--- CHALLENGE ---
In the post about taxing bailout bonuses, rewrite the part between "This only makes" and "unfair and unconstitutional.", inclusive, with "conservatives" replaced by "Republicans".

Whatever its flaws, I like it. Maybe (probably) I don’t know nearly as much about the details as I should. Maybe I am responding viscerally. I don’t care. These reprehensible asses have been robbing us as customers to line their own pockets, and now they’re robbing us as taxpayers to line their own pockets. If these bonuses were reasonable and as tied purely to performance as they so falsely claim, that would be one thing. But they are not.

Republicans in Congress, predictably, are putting up resistance. Many are caving in and voting with Democrats just like Democrats did with Republicans on the Iraq War. The similarity is due to both being immediate third-rail policies, the difference is that (of course depending on your opinion) one was for the wrong reasons and the other is for the right reasons.

The Republicans’ reasons to protest:

Two Wrongs Don’t Make a Right. … since the bonuses have been distributed, the solution is not to compound the problem with more inappropriate actions by the federal government.

This only makes sense if you agree that taxing obscenely wrong bonuses is a “wrong.” Many beg to differ.

Retroactive Tax Increase. The tax increase in the bill would be applied to bonuses paid after December 31, 2008. Many conservatives believe that retroactive tax increases are unfair and unconstitutional.

--- STORED RECORDS ---
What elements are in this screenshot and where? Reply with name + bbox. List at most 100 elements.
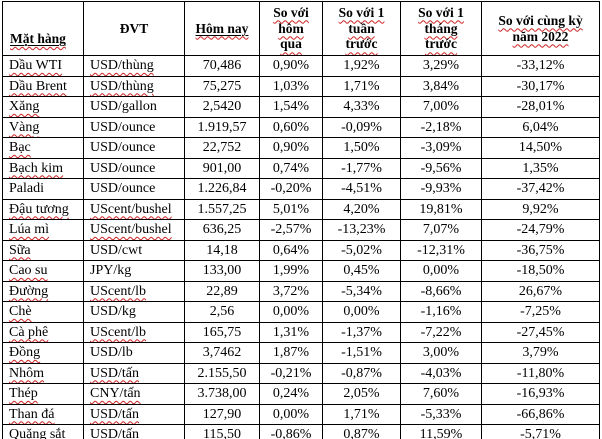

---

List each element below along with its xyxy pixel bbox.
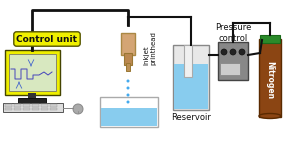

* * *

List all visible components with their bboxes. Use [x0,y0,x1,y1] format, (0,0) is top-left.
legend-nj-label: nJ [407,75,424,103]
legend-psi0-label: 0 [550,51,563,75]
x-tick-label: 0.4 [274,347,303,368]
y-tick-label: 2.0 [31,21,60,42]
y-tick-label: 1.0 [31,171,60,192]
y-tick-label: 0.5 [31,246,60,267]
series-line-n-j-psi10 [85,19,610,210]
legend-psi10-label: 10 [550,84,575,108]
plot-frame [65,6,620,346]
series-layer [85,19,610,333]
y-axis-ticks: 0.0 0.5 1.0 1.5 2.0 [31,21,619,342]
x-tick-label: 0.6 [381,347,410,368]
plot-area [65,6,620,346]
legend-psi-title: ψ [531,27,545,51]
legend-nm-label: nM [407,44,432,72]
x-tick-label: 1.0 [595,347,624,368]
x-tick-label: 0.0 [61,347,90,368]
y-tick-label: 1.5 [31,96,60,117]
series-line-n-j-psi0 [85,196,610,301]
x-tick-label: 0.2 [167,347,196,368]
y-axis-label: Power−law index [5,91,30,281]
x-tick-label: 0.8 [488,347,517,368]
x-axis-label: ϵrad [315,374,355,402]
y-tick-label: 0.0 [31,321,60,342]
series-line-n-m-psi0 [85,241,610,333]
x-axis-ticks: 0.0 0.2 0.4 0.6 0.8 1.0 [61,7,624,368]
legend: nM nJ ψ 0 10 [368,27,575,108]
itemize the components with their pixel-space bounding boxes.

--- EXERCISE OUTPUT ---
This only makes sense if you agree that taxing obscenely wrong bonuses is a “wrong.” Many beg to differ.

Retroactive Tax Increase. The tax increase in the bill would be applied to bonuses paid after December 31, 2008. Many Republicans believe that retroactive tax increases are unfair and unconstitutional.